SUPPLIED RECORDS |
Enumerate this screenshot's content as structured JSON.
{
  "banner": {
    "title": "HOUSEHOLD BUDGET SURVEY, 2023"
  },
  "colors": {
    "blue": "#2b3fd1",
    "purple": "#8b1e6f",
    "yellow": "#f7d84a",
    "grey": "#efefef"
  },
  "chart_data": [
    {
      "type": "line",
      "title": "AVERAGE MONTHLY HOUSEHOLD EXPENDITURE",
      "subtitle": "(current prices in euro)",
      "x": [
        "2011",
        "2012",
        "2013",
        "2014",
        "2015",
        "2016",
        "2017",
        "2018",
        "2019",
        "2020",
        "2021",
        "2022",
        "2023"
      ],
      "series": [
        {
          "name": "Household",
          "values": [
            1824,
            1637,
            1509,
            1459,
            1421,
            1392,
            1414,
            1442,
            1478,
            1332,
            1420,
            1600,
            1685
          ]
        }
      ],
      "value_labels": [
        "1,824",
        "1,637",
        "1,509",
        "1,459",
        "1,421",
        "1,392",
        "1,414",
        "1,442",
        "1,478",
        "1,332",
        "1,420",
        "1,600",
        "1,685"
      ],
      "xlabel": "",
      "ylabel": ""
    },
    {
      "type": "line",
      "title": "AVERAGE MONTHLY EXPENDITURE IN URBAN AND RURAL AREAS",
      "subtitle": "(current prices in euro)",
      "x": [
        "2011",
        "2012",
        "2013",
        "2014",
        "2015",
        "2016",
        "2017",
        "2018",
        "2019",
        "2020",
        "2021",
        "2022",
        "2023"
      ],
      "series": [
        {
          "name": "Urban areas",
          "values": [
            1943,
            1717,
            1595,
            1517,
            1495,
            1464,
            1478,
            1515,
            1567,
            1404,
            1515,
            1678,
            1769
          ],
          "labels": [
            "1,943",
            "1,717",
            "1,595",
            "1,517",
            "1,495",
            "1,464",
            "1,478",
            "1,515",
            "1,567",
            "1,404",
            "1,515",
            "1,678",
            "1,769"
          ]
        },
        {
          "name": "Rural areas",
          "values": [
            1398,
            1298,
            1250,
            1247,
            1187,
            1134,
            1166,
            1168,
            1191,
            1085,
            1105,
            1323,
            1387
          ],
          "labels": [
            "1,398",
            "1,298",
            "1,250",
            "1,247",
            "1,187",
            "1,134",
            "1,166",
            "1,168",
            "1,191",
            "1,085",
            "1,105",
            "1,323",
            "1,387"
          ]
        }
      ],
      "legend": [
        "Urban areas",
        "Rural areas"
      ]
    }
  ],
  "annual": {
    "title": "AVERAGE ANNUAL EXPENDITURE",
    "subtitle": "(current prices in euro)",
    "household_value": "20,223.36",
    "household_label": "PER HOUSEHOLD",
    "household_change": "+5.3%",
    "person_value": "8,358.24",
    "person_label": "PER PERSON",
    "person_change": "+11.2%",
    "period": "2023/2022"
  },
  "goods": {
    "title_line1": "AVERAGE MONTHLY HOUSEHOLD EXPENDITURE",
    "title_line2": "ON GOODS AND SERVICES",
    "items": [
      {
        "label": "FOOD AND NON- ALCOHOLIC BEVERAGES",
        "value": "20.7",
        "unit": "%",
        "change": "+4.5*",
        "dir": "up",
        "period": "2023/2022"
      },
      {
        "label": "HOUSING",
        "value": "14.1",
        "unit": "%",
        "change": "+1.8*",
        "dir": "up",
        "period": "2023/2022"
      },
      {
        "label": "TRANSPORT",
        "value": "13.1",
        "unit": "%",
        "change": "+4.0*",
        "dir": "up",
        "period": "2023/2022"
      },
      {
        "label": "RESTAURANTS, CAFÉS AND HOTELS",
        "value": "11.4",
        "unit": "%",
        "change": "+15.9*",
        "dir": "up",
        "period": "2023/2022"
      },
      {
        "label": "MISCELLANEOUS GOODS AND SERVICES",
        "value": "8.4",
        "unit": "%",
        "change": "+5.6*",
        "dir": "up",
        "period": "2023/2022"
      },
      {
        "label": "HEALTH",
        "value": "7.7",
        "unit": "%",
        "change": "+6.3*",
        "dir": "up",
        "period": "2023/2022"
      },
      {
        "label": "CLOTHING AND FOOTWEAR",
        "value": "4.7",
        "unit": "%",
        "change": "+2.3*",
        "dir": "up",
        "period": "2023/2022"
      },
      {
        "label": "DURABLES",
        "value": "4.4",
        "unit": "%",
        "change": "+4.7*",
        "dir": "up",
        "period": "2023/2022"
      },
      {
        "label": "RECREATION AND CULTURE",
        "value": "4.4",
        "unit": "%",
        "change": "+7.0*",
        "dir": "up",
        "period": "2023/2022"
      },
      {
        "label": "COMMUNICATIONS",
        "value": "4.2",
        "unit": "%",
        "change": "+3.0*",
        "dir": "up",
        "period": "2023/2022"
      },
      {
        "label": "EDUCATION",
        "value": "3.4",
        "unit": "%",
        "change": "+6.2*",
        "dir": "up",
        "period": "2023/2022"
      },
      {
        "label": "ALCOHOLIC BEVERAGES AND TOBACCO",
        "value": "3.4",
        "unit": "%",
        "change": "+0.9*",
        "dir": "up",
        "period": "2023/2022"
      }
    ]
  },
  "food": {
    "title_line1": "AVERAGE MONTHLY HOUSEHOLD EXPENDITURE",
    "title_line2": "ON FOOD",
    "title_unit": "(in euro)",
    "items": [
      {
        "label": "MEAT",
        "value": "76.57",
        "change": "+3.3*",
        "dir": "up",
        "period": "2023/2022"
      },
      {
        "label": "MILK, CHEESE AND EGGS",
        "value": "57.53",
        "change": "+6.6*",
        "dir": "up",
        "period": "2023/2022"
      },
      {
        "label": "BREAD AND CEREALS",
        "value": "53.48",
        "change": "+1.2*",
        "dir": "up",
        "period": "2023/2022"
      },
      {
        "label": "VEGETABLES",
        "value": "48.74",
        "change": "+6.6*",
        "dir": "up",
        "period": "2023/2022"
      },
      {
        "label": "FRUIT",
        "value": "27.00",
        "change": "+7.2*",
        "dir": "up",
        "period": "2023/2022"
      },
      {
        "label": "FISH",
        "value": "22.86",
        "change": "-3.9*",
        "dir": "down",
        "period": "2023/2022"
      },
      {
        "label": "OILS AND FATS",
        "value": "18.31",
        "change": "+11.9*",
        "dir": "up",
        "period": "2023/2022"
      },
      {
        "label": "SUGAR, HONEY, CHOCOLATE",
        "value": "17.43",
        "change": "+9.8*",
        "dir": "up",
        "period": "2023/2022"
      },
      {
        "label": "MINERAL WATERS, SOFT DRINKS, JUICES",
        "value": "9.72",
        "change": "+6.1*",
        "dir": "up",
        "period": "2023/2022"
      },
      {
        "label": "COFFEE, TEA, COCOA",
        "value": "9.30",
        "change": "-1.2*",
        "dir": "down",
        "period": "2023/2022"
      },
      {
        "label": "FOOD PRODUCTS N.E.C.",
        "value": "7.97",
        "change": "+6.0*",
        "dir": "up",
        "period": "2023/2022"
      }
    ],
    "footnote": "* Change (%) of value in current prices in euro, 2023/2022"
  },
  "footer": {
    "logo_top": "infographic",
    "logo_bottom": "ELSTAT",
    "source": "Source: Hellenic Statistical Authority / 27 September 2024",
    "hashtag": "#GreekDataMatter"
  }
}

REQUIREMENT |
Every line of the records above needs to be given again exactly.

THE RESPONSE |
Enumerate this screenshot's content as structured JSON.
{
  "banner": {
    "title": "HOUSEHOLD BUDGET SURVEY, 2023"
  },
  "colors": {
    "blue": "#2b3fd1",
    "purple": "#8b1e6f",
    "yellow": "#f7d84a",
    "grey": "#efefef"
  },
  "chart_data": [
    {
      "type": "line",
      "title": "AVERAGE MONTHLY HOUSEHOLD EXPENDITURE",
      "subtitle": "(current prices in euro)",
      "x": [
        "2011",
        "2012",
        "2013",
        "2014",
        "2015",
        "2016",
        "2017",
        "2018",
        "2019",
        "2020",
        "2021",
        "2022",
        "2023"
      ],
      "series": [
        {
          "name": "Household",
          "values": [
            1824,
            1637,
            1509,
            1459,
            1421,
            1392,
            1414,
            1442,
            1478,
            1332,
            1420,
            1600,
            1685
          ]
        }
      ],
      "value_labels": [
        "1,824",
        "1,637",
        "1,509",
        "1,459",
        "1,421",
        "1,392",
        "1,414",
        "1,442",
        "1,478",
        "1,332",
        "1,420",
        "1,600",
        "1,685"
      ],
      "xlabel": "",
      "ylabel": ""
    },
    {
      "type": "line",
      "title": "AVERAGE MONTHLY EXPENDITURE IN URBAN AND RURAL AREAS",
      "subtitle": "(current prices in euro)",
      "x": [
        "2011",
        "2012",
        "2013",
        "2014",
        "2015",
        "2016",
        "2017",
        "2018",
        "2019",
        "2020",
        "2021",
        "2022",
        "2023"
      ],
      "series": [
        {
          "name": "Urban areas",
          "values": [
            1943,
            1717,
            1595,
            1517,
            1495,
            1464,
            1478,
            1515,
            1567,
            1404,
            1515,
            1678,
            1769
          ],
          "labels": [
            "1,943",
            "1,717",
            "1,595",
            "1,517",
            "1,495",
            "1,464",
            "1,478",
            "1,515",
            "1,567",
            "1,404",
            "1,515",
            "1,678",
            "1,769"
          ]
        },
        {
          "name": "Rural areas",
          "values": [
            1398,
            1298,
            1250,
            1247,
            1187,
            1134,
            1166,
            1168,
            1191,
            1085,
            1105,
            1323,
            1387
          ],
          "labels": [
            "1,398",
            "1,298",
            "1,250",
            "1,247",
            "1,187",
            "1,134",
            "1,166",
            "1,168",
            "1,191",
            "1,085",
            "1,105",
            "1,323",
            "1,387"
          ]
        }
      ],
      "legend": [
        "Urban areas",
        "Rural areas"
      ]
    }
  ],
  "annual": {
    "title": "AVERAGE ANNUAL EXPENDITURE",
    "subtitle": "(current prices in euro)",
    "household_value": "20,223.36",
    "household_label": "PER HOUSEHOLD",
    "household_change": "+5.3%",
    "person_value": "8,358.24",
    "person_label": "PER PERSON",
    "person_change": "+11.2%",
    "period": "2023/2022"
  },
  "goods": {
    "title_line1": "AVERAGE MONTHLY HOUSEHOLD EXPENDITURE",
    "title_line2": "ON GOODS AND SERVICES",
    "items": [
      {
        "label": "FOOD AND NON- ALCOHOLIC BEVERAGES",
        "value": "20.7",
        "unit": "%",
        "change": "+4.5*",
        "dir": "up",
        "period": "2023/2022"
      },
      {
        "label": "HOUSING",
        "value": "14.1",
        "unit": "%",
        "change": "+1.8*",
        "dir": "up",
        "period": "2023/2022"
      },
      {
        "label": "TRANSPORT",
        "value": "13.1",
        "unit": "%",
        "change": "+4.0*",
        "dir": "up",
        "period": "2023/2022"
      },
      {
        "label": "RESTAURANTS, CAFÉS AND HOTELS",
        "value": "11.4",
        "unit": "%",
        "change": "+15.9*",
        "dir": "up",
        "period": "2023/2022"
      },
      {
        "label": "MISCELLANEOUS GOODS AND SERVICES",
        "value": "8.4",
        "unit": "%",
        "change": "+5.6*",
        "dir": "up",
        "period": "2023/2022"
      },
      {
        "label": "HEALTH",
        "value": "7.7",
        "unit": "%",
        "change": "+6.3*",
        "dir": "up",
        "period": "2023/2022"
      },
      {
        "label": "CLOTHING AND FOOTWEAR",
        "value": "4.7",
        "unit": "%",
        "change": "+2.3*",
        "dir": "up",
        "period": "2023/2022"
      },
      {
        "label": "DURABLES",
        "value": "4.4",
        "unit": "%",
        "change": "+4.7*",
        "dir": "up",
        "period": "2023/2022"
      },
      {
        "label": "RECREATION AND CULTURE",
        "value": "4.4",
        "unit": "%",
        "change": "+7.0*",
        "dir": "up",
        "period": "2023/2022"
      },
      {
        "label": "COMMUNICATIONS",
        "value": "4.2",
        "unit": "%",
        "change": "+3.0*",
        "dir": "up",
        "period": "2023/2022"
      },
      {
        "label": "EDUCATION",
        "value": "3.4",
        "unit": "%",
        "change": "+6.2*",
        "dir": "up",
        "period": "2023/2022"
      },
      {
        "label": "ALCOHOLIC BEVERAGES AND TOBACCO",
        "value": "3.4",
        "unit": "%",
        "change": "+0.9*",
        "dir": "up",
        "period": "2023/2022"
      }
    ]
  },
  "food": {
    "title_line1": "AVERAGE MONTHLY HOUSEHOLD EXPENDITURE",
    "title_line2": "ON FOOD",
    "title_unit": "(in euro)",
    "items": [
      {
        "label": "MEAT",
        "value": "76.57",
        "change": "+3.3*",
        "dir": "up",
        "period": "2023/2022"
      },
      {
        "label": "MILK, CHEESE AND EGGS",
        "value": "57.53",
        "change": "+6.6*",
        "dir": "up",
        "period": "2023/2022"
      },
      {
        "label": "BREAD AND CEREALS",
        "value": "53.48",
        "change": "+1.2*",
        "dir": "up",
        "period": "2023/2022"
      },
      {
        "label": "VEGETABLES",
        "value": "48.74",
        "change": "+6.6*",
        "dir": "up",
        "period": "2023/2022"
      },
      {
        "label": "FRUIT",
        "value": "27.00",
        "change": "+7.2*",
        "dir": "up",
        "period": "2023/2022"
      },
      {
        "label": "FISH",
        "value": "22.86",
        "change": "-3.9*",
        "dir": "down",
        "period": "2023/2022"
      },
      {
        "label": "OILS AND FATS",
        "value": "18.31",
        "change": "+11.9*",
        "dir": "up",
        "period": "2023/2022"
      },
      {
        "label": "SUGAR, HONEY, CHOCOLATE",
        "value": "17.43",
        "change": "+9.8*",
        "dir": "up",
        "period": "2023/2022"
      },
      {
        "label": "MINERAL WATERS, SOFT DRINKS, JUICES",
        "value": "9.72",
        "change": "+6.1*",
        "dir": "up",
        "period": "2023/2022"
      },
      {
        "label": "COFFEE, TEA, COCOA",
        "value": "9.30",
        "change": "-1.2*",
        "dir": "down",
        "period": "2023/2022"
      },
      {
        "label": "FOOD PRODUCTS N.E.C.",
        "value": "7.97",
        "change": "+6.0*",
        "dir": "up",
        "period": "2023/2022"
      }
    ],
    "footnote": "* Change (%) of value in current prices in euro, 2023/2022"
  },
  "footer": {
    "logo_top": "infographic",
    "logo_bottom": "ELSTAT",
    "source": "Source: Hellenic Statistical Authority / 27 September 2024",
    "hashtag": "#GreekDataMatter"
  }
}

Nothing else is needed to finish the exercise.